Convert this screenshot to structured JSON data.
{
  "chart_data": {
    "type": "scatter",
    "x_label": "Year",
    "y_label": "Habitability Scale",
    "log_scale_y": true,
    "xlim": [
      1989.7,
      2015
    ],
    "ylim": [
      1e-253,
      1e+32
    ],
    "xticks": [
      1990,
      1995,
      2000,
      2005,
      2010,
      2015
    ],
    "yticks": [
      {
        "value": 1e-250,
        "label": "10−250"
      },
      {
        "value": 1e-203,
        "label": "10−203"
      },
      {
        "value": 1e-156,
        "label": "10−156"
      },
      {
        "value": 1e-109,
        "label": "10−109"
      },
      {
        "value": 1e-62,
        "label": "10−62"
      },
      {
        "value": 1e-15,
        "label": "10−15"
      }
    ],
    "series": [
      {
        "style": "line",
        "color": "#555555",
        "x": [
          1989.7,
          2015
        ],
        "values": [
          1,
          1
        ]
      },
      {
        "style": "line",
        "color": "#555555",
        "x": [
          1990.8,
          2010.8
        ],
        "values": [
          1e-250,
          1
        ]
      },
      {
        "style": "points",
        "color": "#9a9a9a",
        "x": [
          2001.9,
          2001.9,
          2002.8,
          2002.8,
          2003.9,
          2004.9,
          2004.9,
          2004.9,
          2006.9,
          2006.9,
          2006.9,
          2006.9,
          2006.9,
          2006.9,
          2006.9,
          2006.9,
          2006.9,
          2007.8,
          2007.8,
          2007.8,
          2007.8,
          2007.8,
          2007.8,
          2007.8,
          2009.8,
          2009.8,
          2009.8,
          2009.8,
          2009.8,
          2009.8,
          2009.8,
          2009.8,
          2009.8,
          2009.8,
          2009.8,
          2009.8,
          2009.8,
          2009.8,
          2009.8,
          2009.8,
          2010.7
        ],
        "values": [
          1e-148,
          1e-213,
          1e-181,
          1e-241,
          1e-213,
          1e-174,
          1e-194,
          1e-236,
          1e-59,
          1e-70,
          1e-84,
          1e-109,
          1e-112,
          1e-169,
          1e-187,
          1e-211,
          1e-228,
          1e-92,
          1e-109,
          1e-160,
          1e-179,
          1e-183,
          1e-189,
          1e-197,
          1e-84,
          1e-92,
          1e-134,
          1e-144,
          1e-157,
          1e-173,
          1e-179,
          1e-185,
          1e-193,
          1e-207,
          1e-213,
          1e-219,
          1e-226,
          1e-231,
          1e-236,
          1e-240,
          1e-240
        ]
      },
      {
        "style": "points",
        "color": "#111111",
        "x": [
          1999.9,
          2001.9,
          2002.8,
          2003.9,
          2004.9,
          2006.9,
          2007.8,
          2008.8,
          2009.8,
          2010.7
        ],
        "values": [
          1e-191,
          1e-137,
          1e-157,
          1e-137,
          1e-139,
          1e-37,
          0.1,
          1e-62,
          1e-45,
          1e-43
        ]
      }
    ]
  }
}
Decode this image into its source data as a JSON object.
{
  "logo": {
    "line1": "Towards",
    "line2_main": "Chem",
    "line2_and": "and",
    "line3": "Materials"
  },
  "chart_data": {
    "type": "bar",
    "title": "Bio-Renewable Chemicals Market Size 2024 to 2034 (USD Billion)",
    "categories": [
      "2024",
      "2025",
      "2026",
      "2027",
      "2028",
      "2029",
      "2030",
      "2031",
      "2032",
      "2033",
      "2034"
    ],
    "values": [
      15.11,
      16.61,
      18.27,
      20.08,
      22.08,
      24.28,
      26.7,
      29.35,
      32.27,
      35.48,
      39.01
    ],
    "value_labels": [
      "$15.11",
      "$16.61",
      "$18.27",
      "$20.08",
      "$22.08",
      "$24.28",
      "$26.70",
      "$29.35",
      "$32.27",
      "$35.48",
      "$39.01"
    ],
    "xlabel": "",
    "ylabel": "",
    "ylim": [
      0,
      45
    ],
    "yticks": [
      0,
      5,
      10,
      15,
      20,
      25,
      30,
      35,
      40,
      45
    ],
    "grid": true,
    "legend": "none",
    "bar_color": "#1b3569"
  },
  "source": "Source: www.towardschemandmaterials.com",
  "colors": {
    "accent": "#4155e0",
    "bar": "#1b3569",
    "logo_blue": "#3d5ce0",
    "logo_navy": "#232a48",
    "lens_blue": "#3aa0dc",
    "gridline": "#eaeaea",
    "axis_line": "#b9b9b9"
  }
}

AIM OF THE TASK:
Reproduce all of the records exactly.

OUTPUT OF THE EXERCISE:
Convert this screenshot to structured JSON data.
{
  "chart_data": {
    "type": "scatter",
    "x_label": "Year",
    "y_label": "Habitability Scale",
    "log_scale_y": true,
    "xlim": [
      1989.7,
      2015
    ],
    "ylim": [
      1e-253,
      1e+32
    ],
    "xticks": [
      1990,
      1995,
      2000,
      2005,
      2010,
      2015
    ],
    "yticks": [
      {
        "value": 1e-250,
        "label": "10−250"
      },
      {
        "value": 1e-203,
        "label": "10−203"
      },
      {
        "value": 1e-156,
        "label": "10−156"
      },
      {
        "value": 1e-109,
        "label": "10−109"
      },
      {
        "value": 1e-62,
        "label": "10−62"
      },
      {
        "value": 1e-15,
        "label": "10−15"
      }
    ],
    "series": [
      {
        "style": "line",
        "color": "#555555",
        "x": [
          1989.7,
          2015
        ],
        "values": [
          1,
          1
        ]
      },
      {
        "style": "line",
        "color": "#555555",
        "x": [
          1990.8,
          2010.8
        ],
        "values": [
          1e-250,
          1
        ]
      },
      {
        "style": "points",
        "color": "#9a9a9a",
        "x": [
          2001.9,
          2001.9,
          2002.8,
          2002.8,
          2003.9,
          2004.9,
          2004.9,
          2004.9,
          2006.9,
          2006.9,
          2006.9,
          2006.9,
          2006.9,
          2006.9,
          2006.9,
          2006.9,
          2006.9,
          2007.8,
          2007.8,
          2007.8,
          2007.8,
          2007.8,
          2007.8,
          2007.8,
          2009.8,
          2009.8,
          2009.8,
          2009.8,
          2009.8,
          2009.8,
          2009.8,
          2009.8,
          2009.8,
          2009.8,
          2009.8,
          2009.8,
          2009.8,
          2009.8,
          2009.8,
          2009.8,
          2010.7
        ],
        "values": [
          1e-148,
          1e-213,
          1e-181,
          1e-241,
          1e-213,
          1e-174,
          1e-194,
          1e-236,
          1e-59,
          1e-70,
          1e-84,
          1e-109,
          1e-112,
          1e-169,
          1e-187,
          1e-211,
          1e-228,
          1e-92,
          1e-109,
          1e-160,
          1e-179,
          1e-183,
          1e-189,
          1e-197,
          1e-84,
          1e-92,
          1e-134,
          1e-144,
          1e-157,
          1e-173,
          1e-179,
          1e-185,
          1e-193,
          1e-207,
          1e-213,
          1e-219,
          1e-226,
          1e-231,
          1e-236,
          1e-240,
          1e-240
        ]
      },
      {
        "style": "points",
        "color": "#111111",
        "x": [
          1999.9,
          2001.9,
          2002.8,
          2003.9,
          2004.9,
          2006.9,
          2007.8,
          2008.8,
          2009.8,
          2010.7
        ],
        "values": [
          1e-191,
          1e-137,
          1e-157,
          1e-137,
          1e-139,
          1e-37,
          0.1,
          1e-62,
          1e-45,
          1e-43
        ]
      }
    ]
  }
}
Decode this image into its source data as a JSON object.
{
  "logo": {
    "line1": "Towards",
    "line2_main": "Chem",
    "line2_and": "and",
    "line3": "Materials"
  },
  "chart_data": {
    "type": "bar",
    "title": "Bio-Renewable Chemicals Market Size 2024 to 2034 (USD Billion)",
    "categories": [
      "2024",
      "2025",
      "2026",
      "2027",
      "2028",
      "2029",
      "2030",
      "2031",
      "2032",
      "2033",
      "2034"
    ],
    "values": [
      15.11,
      16.61,
      18.27,
      20.08,
      22.08,
      24.28,
      26.7,
      29.35,
      32.27,
      35.48,
      39.01
    ],
    "value_labels": [
      "$15.11",
      "$16.61",
      "$18.27",
      "$20.08",
      "$22.08",
      "$24.28",
      "$26.70",
      "$29.35",
      "$32.27",
      "$35.48",
      "$39.01"
    ],
    "xlabel": "",
    "ylabel": "",
    "ylim": [
      0,
      45
    ],
    "yticks": [
      0,
      5,
      10,
      15,
      20,
      25,
      30,
      35,
      40,
      45
    ],
    "grid": true,
    "legend": "none",
    "bar_color": "#1b3569"
  },
  "source": "Source: www.towardschemandmaterials.com",
  "colors": {
    "accent": "#4155e0",
    "bar": "#1b3569",
    "logo_blue": "#3d5ce0",
    "logo_navy": "#232a48",
    "lens_blue": "#3aa0dc",
    "gridline": "#eaeaea",
    "axis_line": "#b9b9b9"
  }
}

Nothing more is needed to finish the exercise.